• TEXTO DEL EJERCICIO:
★ ★ ★

Por Andrea Araya Moya
21 julio, 2017

El animal no paraba de decir: «¡no dispares, maldita sea!».

Los loros suelen tener fama de hablar y repetir todo lo que escuchan en su entorno. Incluso puedes enseñarles a decir palabras o frases para jugarle una broma a alguien o simplemente para que te salude. Sin embargo, por más «parlanchines» que estos animales sean, creo que nadie se espera que puedan llegar a convertirse en testigos de un crimen y, mucho menos, que delaten a alguien.

WOOD-TV

En Michigan, una mujer fue condenada por haber asesinado a su esposo en 2015. Creía que no iba a ser detenida por la policía, pero no contaba con que hubo un testigo que no dudó en revelarlo todo: el loro.

El animal no paraba de decir una y otra vez la frase que delató a Glenna Duram, la asesina. «¡Don’t fucking shoot!» (¡no dispares, maldita sea!)» era lo que el loro había escuchado al momento del asesinato de Martin Duram, de 46 años, quien recibió cinco disparos.

Handout

Glenna, luego de asesinar a su esposo, intentó suicidarse, pero sobrevivió.

Si bien el loro «dio su testimonio», este no fue aceptado por los tribunales y pero sí fue afirmado por los padres de Martin.

«Creo que (el loro) estuvo allí y lo recuerda diciendo eso»

-Padre de Martin Duram a BBC

WZZM

Actualmente Glenna Duram enfrenta una sentencia y una posible vida en prisión.

★ ★ ★

• LISTADO DE DATOS:
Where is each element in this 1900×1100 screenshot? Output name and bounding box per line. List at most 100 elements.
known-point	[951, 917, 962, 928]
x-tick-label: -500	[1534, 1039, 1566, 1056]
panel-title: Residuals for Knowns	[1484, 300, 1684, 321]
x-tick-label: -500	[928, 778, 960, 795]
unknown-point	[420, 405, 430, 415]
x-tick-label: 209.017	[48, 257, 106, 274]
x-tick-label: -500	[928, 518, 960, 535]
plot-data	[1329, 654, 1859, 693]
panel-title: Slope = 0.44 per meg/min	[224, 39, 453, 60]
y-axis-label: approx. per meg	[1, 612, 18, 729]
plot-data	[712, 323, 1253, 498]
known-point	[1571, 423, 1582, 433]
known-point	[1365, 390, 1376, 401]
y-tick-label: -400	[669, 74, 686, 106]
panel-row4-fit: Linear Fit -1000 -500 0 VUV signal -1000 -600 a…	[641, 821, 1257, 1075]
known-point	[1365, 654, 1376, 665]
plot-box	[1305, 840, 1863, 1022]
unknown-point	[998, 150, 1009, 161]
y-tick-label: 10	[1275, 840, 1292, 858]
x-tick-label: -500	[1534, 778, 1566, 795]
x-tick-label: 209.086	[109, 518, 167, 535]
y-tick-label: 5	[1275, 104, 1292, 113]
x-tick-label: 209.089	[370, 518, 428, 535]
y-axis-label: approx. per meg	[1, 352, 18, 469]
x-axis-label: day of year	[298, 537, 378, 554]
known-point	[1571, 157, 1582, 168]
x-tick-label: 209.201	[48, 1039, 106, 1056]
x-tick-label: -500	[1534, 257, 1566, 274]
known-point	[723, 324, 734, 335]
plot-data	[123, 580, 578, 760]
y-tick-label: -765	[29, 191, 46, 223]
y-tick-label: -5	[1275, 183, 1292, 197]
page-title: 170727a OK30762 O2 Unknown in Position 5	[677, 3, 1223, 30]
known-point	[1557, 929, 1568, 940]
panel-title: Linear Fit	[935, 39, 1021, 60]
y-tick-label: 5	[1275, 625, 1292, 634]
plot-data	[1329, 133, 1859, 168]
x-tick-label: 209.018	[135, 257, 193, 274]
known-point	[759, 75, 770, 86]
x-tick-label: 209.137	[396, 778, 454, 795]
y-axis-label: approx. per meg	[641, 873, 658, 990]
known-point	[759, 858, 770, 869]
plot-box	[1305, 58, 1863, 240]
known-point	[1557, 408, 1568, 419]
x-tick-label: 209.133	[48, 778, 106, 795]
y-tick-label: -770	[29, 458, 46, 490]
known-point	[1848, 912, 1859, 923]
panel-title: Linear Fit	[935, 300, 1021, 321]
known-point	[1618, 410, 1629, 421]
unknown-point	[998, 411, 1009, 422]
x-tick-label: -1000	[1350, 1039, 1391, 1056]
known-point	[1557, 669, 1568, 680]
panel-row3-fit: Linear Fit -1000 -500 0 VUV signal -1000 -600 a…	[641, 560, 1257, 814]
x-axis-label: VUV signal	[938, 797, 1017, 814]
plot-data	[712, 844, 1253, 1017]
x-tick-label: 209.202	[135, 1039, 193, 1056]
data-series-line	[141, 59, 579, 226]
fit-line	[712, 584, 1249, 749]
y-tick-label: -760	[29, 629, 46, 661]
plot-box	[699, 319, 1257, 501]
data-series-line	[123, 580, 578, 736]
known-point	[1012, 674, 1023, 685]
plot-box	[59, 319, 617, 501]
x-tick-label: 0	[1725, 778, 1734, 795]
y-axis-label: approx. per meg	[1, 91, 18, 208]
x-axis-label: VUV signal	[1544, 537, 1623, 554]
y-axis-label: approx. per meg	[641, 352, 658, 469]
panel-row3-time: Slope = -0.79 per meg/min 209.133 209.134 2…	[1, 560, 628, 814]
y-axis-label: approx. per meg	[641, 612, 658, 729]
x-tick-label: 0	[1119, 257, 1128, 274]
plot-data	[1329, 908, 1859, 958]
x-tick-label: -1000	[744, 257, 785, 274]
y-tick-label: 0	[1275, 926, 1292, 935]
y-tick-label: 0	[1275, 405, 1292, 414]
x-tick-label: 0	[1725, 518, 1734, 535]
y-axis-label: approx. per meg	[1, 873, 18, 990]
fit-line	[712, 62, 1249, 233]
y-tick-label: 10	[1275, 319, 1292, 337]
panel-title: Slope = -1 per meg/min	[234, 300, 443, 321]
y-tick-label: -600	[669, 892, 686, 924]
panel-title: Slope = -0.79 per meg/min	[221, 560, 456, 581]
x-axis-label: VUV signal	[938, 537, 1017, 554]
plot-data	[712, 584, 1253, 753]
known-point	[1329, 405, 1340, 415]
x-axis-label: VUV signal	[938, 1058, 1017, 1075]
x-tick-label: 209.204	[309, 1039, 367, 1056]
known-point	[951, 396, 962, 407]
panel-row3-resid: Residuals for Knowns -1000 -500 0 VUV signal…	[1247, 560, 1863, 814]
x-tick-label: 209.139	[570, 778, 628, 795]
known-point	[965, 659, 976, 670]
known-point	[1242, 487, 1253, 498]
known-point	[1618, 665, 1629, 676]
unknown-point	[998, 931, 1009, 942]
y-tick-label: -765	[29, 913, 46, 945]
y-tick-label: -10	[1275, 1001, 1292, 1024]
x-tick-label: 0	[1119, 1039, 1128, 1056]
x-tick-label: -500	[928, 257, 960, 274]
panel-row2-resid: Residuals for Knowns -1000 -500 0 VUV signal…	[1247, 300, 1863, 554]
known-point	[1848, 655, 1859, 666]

★ ★ ★

• TAREAS POR REALIZAR:
[1] Contesta estas preguntas sobre el texto del loro:
(a) ¿En qué estado fue condenada la mujer?
(b) ¿Cuántos disparos recibió Martin Duram?
(c) ¿Qué intentó hacer Glenna después de asesinar a su esposo?
[2] Reproduce un fragmento del texto del loro: empieza en las palabras «En Michigan, una» y termina después de «todo: el loro.».
El listado no hace falta para resolver el ejercicio.

• RESPUESTAS DEL EJERCICIO:
[1]
(a) En Michigan.
(b) Cinco.
(c) Intentó suicidarse, pero sobrevivió.

[2]
En Michigan, una mujer fue condenada por haber asesinado a su esposo en 2015. Creía que no iba a ser detenida por la policía, pero no contaba con que hubo un testigo que no dudó en revelarlo todo: el loro.